» **Set task**
Locate the string "robót" in the records below. Copy every line where it occurs.

(Stored records)
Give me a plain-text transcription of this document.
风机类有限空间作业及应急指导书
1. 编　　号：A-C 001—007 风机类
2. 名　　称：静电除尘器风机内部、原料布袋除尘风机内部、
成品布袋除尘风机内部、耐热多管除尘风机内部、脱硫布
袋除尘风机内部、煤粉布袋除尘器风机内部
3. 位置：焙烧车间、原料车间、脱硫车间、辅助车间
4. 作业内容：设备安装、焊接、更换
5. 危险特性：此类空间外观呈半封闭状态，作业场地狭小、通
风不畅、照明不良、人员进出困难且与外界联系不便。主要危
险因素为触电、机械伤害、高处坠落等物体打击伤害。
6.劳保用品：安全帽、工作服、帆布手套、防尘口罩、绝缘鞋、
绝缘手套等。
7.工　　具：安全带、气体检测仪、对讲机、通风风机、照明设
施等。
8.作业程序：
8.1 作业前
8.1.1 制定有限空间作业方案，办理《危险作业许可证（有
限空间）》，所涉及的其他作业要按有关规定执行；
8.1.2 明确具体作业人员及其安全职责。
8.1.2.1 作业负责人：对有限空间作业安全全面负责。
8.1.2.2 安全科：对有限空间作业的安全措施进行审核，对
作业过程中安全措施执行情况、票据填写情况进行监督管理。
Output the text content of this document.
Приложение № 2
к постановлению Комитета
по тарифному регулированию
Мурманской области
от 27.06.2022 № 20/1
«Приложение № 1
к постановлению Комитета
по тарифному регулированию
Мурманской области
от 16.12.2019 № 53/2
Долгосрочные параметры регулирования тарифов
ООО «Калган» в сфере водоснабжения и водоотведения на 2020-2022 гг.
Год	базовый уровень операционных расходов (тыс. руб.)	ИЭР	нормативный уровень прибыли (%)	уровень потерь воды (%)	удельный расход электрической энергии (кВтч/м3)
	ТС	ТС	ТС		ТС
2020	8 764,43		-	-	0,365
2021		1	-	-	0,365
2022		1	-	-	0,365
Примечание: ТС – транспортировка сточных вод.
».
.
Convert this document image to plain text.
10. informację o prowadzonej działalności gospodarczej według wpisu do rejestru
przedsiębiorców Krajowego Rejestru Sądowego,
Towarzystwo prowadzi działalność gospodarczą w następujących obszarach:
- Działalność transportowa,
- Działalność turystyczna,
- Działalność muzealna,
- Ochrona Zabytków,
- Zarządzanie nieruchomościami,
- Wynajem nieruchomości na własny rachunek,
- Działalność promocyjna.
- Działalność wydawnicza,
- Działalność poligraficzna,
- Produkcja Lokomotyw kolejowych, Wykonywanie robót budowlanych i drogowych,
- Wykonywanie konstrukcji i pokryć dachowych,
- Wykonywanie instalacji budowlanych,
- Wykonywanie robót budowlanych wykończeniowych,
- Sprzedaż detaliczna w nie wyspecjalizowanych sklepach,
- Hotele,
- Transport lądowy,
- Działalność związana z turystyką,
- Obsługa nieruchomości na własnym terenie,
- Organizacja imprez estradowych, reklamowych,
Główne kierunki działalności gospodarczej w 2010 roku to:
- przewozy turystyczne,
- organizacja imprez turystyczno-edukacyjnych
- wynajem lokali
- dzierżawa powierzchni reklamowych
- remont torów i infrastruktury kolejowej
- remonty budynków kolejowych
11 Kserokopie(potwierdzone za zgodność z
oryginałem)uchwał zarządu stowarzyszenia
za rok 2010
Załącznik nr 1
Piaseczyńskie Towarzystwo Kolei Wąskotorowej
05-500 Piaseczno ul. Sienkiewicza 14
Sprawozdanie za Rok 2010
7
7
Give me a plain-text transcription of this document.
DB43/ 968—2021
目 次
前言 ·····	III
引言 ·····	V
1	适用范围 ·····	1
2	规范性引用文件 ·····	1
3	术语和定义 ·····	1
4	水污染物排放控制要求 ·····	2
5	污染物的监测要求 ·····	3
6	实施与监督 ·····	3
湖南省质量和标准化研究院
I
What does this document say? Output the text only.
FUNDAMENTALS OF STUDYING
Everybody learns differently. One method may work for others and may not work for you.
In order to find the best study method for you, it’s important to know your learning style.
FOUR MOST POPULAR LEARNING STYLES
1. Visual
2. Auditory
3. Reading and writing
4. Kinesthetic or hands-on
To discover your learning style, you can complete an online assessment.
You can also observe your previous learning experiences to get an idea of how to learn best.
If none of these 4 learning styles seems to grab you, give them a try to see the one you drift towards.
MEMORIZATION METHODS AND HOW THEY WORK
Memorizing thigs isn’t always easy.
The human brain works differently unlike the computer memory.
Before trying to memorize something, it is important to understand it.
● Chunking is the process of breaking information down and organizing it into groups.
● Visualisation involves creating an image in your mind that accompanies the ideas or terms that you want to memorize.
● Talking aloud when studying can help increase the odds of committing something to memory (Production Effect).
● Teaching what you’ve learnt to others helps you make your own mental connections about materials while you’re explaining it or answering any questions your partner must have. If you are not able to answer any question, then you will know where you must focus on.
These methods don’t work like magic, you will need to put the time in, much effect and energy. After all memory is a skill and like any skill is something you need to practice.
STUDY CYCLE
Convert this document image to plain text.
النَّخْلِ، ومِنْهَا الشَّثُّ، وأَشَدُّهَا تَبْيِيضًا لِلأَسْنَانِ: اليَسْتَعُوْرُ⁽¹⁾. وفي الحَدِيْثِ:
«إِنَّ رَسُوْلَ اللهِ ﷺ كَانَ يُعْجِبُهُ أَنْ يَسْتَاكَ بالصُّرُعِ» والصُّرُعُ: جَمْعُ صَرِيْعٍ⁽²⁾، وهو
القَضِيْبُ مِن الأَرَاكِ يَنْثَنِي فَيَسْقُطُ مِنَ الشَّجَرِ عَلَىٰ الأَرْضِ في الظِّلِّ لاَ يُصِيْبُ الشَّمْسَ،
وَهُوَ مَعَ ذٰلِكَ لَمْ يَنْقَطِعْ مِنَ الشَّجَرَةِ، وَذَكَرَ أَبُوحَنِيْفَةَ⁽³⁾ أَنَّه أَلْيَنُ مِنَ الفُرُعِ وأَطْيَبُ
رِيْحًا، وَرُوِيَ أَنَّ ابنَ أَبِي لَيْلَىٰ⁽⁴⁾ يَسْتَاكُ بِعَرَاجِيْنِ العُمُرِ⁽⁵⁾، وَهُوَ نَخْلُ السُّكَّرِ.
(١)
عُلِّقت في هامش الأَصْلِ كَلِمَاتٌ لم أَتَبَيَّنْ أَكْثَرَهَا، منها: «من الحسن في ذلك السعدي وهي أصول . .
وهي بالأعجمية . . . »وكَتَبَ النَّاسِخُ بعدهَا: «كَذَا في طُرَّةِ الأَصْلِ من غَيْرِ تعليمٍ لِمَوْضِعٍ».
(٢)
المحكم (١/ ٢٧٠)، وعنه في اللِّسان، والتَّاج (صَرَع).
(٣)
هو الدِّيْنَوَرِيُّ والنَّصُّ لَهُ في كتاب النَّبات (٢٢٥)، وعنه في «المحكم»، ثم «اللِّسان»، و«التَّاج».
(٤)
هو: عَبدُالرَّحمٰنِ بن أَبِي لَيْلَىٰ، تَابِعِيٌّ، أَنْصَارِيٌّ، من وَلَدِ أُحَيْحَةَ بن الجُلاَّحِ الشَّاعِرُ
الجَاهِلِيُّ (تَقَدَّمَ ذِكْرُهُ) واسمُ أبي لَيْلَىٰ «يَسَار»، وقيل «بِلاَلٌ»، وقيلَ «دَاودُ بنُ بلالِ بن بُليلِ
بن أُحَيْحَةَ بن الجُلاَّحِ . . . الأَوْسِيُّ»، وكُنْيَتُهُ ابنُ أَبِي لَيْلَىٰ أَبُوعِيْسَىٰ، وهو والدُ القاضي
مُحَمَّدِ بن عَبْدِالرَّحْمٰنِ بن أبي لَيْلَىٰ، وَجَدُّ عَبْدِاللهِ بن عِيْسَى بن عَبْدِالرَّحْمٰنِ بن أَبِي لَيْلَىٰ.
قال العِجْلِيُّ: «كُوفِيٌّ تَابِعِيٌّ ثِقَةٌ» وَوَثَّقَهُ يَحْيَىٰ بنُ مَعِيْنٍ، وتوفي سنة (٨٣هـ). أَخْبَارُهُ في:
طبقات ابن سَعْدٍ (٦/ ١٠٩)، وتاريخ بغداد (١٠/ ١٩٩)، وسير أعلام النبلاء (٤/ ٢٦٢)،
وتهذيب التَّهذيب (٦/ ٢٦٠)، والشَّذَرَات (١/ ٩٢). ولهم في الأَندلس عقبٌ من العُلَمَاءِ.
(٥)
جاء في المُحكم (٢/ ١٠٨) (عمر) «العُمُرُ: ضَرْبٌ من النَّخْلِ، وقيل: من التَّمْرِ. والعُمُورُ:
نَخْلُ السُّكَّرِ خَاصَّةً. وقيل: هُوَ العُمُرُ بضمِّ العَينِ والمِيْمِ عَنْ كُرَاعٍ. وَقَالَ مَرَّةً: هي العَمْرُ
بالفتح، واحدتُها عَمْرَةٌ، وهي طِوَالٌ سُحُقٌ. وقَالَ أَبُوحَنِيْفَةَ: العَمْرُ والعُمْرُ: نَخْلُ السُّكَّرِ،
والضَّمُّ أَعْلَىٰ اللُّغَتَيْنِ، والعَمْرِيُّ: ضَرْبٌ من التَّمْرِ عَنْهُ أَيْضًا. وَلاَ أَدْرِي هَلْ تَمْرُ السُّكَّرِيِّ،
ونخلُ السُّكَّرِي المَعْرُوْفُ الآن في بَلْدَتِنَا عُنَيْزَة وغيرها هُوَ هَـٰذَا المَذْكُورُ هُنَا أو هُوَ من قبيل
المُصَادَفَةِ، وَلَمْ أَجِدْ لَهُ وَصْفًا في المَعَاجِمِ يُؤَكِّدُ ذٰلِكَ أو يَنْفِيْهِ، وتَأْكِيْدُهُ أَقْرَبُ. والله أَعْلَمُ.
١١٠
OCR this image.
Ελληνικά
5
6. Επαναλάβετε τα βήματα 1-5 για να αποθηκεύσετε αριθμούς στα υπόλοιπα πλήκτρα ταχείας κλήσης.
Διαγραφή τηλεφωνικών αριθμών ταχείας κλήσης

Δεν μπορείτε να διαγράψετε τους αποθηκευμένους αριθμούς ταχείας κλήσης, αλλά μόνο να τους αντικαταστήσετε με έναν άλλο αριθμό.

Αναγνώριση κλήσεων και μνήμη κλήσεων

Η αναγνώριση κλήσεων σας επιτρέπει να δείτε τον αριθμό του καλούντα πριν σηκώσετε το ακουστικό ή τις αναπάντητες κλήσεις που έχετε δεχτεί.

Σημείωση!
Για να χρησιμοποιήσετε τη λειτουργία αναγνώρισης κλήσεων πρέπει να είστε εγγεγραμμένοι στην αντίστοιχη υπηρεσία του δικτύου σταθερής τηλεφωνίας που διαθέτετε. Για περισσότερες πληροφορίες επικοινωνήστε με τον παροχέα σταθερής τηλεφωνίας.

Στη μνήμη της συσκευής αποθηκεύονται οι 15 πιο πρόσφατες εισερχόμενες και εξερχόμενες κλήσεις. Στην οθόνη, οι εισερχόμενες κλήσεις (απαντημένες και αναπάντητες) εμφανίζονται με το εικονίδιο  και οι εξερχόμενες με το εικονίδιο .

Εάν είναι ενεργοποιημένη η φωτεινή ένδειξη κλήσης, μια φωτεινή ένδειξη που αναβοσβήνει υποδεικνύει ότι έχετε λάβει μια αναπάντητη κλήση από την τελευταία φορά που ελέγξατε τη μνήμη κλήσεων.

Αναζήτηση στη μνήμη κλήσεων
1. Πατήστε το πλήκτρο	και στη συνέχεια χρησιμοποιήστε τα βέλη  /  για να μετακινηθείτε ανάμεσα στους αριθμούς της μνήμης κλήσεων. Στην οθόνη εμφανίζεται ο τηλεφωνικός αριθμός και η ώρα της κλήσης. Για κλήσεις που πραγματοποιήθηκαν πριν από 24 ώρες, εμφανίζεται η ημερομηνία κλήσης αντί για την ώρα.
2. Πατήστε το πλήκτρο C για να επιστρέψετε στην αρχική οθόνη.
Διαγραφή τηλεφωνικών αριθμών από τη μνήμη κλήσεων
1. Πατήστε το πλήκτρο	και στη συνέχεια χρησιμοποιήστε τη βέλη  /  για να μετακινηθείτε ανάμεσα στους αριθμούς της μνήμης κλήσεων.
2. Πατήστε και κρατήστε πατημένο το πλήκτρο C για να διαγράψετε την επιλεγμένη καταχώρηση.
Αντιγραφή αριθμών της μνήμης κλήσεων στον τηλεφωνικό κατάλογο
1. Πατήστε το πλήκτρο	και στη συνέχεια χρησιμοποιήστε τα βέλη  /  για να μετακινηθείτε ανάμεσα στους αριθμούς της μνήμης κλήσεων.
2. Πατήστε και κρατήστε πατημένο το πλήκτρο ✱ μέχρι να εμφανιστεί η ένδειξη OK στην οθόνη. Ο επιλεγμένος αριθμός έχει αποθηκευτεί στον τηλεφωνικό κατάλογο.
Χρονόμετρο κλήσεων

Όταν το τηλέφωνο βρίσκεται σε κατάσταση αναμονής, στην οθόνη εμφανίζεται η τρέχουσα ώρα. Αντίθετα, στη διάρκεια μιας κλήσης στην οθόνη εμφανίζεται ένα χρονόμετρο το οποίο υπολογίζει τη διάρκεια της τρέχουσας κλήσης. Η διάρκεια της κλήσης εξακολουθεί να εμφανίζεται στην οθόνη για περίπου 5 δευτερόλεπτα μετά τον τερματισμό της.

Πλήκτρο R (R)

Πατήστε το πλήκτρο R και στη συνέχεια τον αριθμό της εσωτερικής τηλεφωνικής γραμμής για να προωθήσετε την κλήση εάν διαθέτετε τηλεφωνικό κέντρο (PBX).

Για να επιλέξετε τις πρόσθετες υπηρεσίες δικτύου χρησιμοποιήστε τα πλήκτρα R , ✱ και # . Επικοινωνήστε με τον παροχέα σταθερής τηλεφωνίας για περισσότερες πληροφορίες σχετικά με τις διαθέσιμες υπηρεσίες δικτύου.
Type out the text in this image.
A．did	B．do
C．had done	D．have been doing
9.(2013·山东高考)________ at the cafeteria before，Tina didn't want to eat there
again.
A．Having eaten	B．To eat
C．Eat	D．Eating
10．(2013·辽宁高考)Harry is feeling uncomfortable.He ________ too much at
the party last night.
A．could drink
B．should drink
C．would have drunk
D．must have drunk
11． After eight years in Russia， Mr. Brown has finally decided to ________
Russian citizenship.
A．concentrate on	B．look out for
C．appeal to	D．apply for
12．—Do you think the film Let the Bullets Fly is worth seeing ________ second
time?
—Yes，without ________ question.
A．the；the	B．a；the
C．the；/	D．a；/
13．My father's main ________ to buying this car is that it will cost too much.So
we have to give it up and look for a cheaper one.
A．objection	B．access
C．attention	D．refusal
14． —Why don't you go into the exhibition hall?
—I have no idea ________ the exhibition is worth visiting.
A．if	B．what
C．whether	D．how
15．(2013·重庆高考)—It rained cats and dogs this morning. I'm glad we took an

» **Answer below**
- Produkcja Lokomotyw kolejowych, Wykonywanie robót budowlanych i drogowych,
- Wykonywanie robót budowlanych wykończeniowych,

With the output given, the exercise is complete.